(Data entries)
---
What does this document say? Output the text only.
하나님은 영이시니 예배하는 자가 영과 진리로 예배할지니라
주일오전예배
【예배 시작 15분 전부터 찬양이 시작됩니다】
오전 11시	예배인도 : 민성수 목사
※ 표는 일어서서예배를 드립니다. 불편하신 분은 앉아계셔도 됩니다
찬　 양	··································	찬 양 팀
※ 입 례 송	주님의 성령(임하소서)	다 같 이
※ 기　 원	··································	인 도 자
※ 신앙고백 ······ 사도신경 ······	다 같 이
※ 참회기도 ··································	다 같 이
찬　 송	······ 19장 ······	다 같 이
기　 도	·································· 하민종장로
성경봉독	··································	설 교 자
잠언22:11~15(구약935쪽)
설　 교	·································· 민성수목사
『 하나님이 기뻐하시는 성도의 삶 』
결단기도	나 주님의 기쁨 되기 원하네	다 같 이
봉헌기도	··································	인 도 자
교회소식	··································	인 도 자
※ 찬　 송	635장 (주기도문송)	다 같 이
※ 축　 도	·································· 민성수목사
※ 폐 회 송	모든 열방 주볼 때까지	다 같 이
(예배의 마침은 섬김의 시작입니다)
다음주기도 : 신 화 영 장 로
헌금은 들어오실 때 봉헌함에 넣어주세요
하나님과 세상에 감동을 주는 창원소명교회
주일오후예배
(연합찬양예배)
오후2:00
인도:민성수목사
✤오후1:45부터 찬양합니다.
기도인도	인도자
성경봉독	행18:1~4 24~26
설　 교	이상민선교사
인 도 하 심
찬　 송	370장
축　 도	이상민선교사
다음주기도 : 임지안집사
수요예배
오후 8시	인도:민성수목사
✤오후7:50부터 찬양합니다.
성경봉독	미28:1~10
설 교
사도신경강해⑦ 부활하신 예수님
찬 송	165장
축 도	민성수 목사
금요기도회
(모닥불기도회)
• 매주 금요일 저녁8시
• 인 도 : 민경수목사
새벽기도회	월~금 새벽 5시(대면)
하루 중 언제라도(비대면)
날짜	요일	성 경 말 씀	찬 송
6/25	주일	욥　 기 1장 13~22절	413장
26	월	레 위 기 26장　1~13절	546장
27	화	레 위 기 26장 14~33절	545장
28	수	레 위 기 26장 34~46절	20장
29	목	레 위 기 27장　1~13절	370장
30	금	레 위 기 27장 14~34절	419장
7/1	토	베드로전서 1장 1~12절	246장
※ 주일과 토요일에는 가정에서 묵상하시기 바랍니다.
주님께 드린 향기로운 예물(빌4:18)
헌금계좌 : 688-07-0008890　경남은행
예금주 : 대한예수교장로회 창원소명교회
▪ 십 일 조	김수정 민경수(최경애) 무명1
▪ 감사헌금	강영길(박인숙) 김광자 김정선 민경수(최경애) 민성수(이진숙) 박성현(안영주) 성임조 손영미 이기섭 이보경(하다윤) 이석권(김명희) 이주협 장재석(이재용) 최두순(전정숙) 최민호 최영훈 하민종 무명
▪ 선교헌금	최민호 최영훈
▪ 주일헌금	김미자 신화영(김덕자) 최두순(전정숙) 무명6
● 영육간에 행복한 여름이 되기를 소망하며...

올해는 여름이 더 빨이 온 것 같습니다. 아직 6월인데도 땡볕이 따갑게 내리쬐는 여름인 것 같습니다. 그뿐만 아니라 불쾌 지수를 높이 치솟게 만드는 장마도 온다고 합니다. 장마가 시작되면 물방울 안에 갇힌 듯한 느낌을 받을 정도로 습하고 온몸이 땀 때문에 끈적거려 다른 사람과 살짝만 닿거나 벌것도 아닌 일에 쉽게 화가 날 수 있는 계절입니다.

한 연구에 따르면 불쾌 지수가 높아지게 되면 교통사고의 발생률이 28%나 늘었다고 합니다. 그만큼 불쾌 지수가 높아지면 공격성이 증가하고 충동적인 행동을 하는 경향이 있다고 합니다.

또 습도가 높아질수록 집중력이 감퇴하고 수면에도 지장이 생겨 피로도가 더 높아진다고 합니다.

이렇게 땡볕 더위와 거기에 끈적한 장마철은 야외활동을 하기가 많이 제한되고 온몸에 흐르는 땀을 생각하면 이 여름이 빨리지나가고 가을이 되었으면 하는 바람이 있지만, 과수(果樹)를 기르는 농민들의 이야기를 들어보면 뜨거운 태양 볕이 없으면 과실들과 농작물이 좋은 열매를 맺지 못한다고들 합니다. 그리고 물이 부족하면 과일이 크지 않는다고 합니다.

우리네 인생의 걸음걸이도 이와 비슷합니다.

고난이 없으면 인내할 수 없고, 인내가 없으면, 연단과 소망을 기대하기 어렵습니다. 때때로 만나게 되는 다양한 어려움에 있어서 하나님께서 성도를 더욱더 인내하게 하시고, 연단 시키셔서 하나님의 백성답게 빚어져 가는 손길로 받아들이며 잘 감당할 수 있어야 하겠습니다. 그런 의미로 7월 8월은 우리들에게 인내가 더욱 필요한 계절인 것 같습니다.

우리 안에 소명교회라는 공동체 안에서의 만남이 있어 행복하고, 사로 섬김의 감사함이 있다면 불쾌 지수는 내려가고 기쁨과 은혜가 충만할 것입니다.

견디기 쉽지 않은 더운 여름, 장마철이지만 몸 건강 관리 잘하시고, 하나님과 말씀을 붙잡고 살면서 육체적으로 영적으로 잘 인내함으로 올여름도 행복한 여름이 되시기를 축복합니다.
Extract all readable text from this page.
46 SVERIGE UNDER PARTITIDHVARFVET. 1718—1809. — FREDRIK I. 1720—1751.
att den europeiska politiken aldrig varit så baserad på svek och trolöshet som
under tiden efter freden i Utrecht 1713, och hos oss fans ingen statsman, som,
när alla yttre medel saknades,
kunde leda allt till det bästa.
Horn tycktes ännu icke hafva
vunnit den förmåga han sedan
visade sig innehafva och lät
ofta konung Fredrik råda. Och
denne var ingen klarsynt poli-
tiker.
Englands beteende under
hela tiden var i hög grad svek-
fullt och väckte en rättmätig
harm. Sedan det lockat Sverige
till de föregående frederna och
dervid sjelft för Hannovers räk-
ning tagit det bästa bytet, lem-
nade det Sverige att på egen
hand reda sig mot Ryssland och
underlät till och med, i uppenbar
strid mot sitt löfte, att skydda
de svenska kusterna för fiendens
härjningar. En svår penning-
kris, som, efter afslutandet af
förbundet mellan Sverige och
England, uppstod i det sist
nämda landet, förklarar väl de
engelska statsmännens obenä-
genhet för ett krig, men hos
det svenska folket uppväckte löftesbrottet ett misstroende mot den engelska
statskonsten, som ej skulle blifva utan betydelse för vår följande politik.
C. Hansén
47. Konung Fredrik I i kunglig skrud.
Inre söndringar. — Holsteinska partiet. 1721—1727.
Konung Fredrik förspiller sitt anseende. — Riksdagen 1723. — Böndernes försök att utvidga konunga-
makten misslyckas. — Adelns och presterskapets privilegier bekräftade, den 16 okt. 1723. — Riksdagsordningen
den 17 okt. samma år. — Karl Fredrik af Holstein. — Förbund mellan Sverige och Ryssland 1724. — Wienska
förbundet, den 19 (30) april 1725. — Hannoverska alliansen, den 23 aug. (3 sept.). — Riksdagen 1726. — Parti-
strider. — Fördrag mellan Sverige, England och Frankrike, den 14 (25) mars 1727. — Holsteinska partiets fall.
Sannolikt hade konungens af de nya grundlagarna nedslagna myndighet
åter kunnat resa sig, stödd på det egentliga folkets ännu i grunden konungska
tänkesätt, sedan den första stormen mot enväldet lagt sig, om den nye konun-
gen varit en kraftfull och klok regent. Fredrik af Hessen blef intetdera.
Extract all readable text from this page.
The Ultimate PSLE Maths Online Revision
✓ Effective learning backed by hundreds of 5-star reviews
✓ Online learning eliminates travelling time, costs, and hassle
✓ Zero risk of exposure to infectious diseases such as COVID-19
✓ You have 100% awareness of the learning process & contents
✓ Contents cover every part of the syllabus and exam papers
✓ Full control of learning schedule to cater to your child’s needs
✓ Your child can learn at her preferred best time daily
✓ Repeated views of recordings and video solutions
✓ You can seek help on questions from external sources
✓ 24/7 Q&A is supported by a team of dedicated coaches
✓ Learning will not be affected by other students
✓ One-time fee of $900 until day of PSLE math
---
▶ TO BE DONE
Go through the entries above and count the lines containing the word "time"; give only that count.

▶ SOLUTION TO THIS TASK
3